Read the data and repeat all of it exactly.

## BEGIN

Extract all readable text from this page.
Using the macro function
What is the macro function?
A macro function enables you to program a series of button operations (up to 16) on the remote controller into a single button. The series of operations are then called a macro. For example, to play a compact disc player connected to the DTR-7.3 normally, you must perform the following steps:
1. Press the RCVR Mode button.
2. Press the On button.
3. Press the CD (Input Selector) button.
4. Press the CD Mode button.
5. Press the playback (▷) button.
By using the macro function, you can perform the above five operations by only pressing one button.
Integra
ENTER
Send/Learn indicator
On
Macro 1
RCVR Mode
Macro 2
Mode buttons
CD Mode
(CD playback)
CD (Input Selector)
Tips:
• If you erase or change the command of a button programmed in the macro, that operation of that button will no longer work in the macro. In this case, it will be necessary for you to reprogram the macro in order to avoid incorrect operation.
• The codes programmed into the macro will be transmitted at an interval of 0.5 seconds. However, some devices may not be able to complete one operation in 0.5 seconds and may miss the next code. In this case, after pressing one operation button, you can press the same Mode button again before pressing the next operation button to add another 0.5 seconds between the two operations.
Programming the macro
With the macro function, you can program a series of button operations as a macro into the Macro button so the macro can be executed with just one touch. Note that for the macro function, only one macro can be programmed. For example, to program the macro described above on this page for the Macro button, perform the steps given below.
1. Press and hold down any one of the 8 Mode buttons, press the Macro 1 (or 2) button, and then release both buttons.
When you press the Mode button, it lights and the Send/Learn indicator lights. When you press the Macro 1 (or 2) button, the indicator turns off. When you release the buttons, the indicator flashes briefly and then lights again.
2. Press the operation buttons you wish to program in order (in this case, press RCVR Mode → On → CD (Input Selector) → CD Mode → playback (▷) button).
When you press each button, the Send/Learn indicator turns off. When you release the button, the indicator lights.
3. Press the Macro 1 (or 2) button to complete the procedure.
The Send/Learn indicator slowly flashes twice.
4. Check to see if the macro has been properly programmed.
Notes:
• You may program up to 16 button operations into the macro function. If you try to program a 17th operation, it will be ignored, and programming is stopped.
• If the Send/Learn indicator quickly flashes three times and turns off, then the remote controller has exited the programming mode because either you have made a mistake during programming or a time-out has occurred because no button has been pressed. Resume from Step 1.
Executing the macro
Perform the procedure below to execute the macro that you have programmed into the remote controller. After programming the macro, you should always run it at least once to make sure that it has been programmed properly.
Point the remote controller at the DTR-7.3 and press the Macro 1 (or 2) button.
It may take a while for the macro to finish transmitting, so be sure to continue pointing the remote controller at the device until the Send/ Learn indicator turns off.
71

## END

■ Correct answer:
Extract all readable text from this page.
Using the macro function
What is the macro function?
A macro function enables you to program a series of button operations (up to 16) on the remote controller into a single button. The series of operations are then called a macro. For example, to play a compact disc player connected to the DTR-7.3 normally, you must perform the following steps:
1. Press the RCVR Mode button.
2. Press the On button.
3. Press the CD (Input Selector) button.
4. Press the CD Mode button.
5. Press the playback (▷) button.
By using the macro function, you can perform the above five operations by only pressing one button.
Integra
ENTER
Send/Learn indicator
On
Macro 1
RCVR Mode
Macro 2
Mode buttons
CD Mode
(CD playback)
CD (Input Selector)
Tips:
• If you erase or change the command of a button programmed in the macro, that operation of that button will no longer work in the macro. In this case, it will be necessary for you to reprogram the macro in order to avoid incorrect operation.
• The codes programmed into the macro will be transmitted at an interval of 0.5 seconds. However, some devices may not be able to complete one operation in 0.5 seconds and may miss the next code. In this case, after pressing one operation button, you can press the same Mode button again before pressing the next operation button to add another 0.5 seconds between the two operations.
Programming the macro
With the macro function, you can program a series of button operations as a macro into the Macro button so the macro can be executed with just one touch. Note that for the macro function, only one macro can be programmed. For example, to program the macro described above on this page for the Macro button, perform the steps given below.
1. Press and hold down any one of the 8 Mode buttons, press the Macro 1 (or 2) button, and then release both buttons.
When you press the Mode button, it lights and the Send/Learn indicator lights. When you press the Macro 1 (or 2) button, the indicator turns off. When you release the buttons, the indicator flashes briefly and then lights again.
2. Press the operation buttons you wish to program in order (in this case, press RCVR Mode → On → CD (Input Selector) → CD Mode → playback (▷) button).
When you press each button, the Send/Learn indicator turns off. When you release the button, the indicator lights.
3. Press the Macro 1 (or 2) button to complete the procedure.
The Send/Learn indicator slowly flashes twice.
4. Check to see if the macro has been properly programmed.
Notes:
• You may program up to 16 button operations into the macro function. If you try to program a 17th operation, it will be ignored, and programming is stopped.
• If the Send/Learn indicator quickly flashes three times and turns off, then the remote controller has exited the programming mode because either you have made a mistake during programming or a time-out has occurred because no button has been pressed. Resume from Step 1.
Executing the macro
Perform the procedure below to execute the macro that you have programmed into the remote controller. After programming the macro, you should always run it at least once to make sure that it has been programmed properly.
Point the remote controller at the DTR-7.3 and press the Macro 1 (or 2) button.
It may take a while for the macro to finish transmitting, so be sure to continue pointing the remote controller at the device until the Send/ Learn indicator turns off.
71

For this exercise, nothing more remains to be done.